Exercise instructions ▸ Below are the records; collect from them each line containing the string "consumo".

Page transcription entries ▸
::::::::

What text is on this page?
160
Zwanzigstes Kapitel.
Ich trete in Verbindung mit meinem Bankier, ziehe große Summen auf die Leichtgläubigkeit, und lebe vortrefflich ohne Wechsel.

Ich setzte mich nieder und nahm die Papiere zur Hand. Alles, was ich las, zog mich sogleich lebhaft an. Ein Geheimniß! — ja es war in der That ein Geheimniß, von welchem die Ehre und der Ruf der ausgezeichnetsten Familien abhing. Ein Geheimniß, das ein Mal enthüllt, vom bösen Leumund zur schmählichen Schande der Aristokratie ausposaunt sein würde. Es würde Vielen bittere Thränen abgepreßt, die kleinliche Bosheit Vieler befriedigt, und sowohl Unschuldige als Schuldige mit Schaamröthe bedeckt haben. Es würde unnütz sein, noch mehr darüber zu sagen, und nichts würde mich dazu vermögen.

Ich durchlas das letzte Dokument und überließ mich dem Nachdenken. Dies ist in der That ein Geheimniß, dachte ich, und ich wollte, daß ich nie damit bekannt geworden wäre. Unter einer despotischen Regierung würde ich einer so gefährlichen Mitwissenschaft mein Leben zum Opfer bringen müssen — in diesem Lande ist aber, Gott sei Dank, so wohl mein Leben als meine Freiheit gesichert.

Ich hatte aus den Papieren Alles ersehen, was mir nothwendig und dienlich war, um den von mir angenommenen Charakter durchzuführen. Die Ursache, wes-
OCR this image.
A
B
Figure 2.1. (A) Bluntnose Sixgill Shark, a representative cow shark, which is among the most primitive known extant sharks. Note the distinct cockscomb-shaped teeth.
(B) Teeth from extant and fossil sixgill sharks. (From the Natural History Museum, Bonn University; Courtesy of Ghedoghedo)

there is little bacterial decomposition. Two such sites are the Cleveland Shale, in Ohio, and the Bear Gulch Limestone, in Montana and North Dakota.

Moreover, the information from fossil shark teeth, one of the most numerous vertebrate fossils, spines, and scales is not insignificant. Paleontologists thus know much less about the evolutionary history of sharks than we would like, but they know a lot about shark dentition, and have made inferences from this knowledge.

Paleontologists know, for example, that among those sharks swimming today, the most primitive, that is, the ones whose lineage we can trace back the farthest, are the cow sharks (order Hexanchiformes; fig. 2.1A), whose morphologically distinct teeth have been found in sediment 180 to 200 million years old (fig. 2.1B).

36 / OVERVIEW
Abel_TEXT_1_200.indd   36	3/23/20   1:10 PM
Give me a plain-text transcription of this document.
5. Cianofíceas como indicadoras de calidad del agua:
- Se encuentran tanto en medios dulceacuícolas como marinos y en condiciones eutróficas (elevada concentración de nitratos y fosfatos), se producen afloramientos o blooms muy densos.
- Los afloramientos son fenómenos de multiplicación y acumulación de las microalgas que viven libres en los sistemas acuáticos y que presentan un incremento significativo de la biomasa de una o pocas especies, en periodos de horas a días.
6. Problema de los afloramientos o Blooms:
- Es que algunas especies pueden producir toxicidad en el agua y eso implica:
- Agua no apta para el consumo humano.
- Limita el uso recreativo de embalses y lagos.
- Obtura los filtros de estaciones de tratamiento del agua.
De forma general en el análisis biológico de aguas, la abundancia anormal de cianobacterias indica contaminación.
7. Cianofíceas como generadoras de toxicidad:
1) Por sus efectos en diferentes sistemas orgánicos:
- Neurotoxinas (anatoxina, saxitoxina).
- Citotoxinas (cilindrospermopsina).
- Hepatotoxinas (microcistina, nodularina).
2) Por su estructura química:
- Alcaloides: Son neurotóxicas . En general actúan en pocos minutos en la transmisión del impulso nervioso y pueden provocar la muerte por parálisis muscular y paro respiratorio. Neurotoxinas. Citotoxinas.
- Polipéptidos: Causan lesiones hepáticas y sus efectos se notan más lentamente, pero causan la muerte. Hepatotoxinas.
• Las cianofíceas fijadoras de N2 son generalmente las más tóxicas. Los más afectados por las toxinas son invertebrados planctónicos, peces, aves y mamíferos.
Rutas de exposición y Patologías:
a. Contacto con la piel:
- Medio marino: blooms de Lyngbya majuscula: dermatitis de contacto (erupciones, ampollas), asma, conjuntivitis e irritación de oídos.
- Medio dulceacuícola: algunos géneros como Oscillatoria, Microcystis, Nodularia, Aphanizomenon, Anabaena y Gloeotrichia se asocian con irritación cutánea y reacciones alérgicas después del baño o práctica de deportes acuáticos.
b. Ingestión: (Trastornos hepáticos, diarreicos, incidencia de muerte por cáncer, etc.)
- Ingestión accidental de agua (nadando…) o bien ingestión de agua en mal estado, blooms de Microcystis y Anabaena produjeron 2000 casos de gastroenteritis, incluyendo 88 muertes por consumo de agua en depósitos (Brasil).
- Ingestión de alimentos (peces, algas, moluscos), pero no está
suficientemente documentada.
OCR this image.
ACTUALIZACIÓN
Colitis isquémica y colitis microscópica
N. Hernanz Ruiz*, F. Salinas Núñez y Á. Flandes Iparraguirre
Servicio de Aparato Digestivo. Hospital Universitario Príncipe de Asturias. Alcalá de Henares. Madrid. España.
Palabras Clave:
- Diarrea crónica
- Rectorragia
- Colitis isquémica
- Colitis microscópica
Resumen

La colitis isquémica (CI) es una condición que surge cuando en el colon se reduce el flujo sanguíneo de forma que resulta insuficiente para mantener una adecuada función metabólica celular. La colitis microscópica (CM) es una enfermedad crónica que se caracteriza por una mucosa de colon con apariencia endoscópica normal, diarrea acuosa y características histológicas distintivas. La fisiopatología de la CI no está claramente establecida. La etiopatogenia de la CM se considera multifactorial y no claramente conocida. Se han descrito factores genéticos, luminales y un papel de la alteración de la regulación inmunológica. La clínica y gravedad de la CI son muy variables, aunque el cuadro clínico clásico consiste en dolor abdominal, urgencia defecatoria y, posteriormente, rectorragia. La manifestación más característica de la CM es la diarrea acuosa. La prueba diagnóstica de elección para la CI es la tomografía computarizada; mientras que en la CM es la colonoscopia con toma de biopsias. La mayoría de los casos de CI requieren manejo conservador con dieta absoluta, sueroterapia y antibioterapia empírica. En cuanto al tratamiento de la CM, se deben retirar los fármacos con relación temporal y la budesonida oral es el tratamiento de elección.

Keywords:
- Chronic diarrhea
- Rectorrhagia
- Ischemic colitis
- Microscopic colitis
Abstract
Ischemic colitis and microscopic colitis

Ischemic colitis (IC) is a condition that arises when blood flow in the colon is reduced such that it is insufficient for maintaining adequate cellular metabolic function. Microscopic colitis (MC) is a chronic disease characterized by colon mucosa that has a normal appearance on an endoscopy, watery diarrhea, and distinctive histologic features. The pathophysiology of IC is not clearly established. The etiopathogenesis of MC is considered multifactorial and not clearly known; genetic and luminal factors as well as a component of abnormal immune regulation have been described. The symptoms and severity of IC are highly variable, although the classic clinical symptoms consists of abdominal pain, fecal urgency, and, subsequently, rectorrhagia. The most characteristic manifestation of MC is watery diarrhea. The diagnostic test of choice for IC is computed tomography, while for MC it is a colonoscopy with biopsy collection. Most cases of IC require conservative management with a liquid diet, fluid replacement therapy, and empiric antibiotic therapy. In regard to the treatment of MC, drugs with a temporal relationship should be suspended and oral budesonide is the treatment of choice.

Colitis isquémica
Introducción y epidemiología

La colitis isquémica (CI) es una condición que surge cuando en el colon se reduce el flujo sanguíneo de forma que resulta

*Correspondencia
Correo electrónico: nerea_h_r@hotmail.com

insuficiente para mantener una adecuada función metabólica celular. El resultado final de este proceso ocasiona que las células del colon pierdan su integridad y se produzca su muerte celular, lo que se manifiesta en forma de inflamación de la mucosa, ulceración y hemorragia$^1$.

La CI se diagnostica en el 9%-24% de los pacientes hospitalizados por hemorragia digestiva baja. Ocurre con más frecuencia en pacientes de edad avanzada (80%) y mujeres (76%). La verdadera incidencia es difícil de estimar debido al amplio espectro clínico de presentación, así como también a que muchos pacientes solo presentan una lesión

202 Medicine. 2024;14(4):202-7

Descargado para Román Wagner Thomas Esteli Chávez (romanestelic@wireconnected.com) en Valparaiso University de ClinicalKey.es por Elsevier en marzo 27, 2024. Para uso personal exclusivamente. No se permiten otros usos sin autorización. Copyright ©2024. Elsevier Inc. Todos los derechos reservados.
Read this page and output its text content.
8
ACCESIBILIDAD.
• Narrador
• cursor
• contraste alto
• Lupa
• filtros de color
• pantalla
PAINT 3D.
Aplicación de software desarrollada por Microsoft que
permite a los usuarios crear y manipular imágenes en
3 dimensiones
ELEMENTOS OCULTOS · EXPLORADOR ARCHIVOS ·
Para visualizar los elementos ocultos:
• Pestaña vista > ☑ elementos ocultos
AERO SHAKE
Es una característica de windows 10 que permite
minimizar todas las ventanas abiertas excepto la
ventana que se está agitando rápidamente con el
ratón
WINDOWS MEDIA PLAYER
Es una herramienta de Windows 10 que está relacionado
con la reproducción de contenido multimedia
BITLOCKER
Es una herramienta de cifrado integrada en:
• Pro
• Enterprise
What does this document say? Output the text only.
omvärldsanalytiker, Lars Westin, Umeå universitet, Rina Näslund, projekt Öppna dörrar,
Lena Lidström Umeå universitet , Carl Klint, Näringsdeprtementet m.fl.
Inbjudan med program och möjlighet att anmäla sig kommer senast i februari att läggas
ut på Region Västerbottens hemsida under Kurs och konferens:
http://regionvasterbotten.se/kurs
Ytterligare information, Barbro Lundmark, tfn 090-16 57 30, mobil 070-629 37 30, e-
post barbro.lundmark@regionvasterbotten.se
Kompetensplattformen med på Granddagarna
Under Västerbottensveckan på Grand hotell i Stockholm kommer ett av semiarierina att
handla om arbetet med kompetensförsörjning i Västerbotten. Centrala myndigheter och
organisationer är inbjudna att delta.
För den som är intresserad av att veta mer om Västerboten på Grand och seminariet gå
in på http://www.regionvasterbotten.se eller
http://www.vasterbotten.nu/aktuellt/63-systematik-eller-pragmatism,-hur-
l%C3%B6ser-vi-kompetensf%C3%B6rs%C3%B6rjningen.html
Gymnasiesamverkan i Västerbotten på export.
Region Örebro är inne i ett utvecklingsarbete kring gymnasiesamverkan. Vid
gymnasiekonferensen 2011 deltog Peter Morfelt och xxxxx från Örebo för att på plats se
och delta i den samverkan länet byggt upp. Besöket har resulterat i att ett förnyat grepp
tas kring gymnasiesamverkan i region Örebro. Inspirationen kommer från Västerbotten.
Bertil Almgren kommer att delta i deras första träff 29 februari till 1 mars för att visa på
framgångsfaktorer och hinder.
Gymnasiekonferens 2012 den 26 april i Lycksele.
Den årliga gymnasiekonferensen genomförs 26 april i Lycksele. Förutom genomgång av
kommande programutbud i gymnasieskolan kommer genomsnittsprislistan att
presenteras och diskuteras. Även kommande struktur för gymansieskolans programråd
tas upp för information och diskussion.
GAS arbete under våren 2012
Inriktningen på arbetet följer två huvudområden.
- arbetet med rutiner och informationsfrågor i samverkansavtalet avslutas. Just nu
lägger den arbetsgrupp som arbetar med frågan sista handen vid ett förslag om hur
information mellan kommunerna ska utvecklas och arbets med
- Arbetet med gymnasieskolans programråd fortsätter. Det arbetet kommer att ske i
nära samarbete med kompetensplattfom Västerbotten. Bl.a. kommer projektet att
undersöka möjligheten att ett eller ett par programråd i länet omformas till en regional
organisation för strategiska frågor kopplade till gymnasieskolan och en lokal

::::::::

Output ▸
- Agua no apta para el consumo humano.
- Ingestión accidental de agua (nadando…) o bien ingestión de agua en mal estado, blooms de Microcystis y Anabaena produjeron 2000 casos de gastroenteritis, incluyendo 88 muertes por consumo de agua en depósitos (Brasil).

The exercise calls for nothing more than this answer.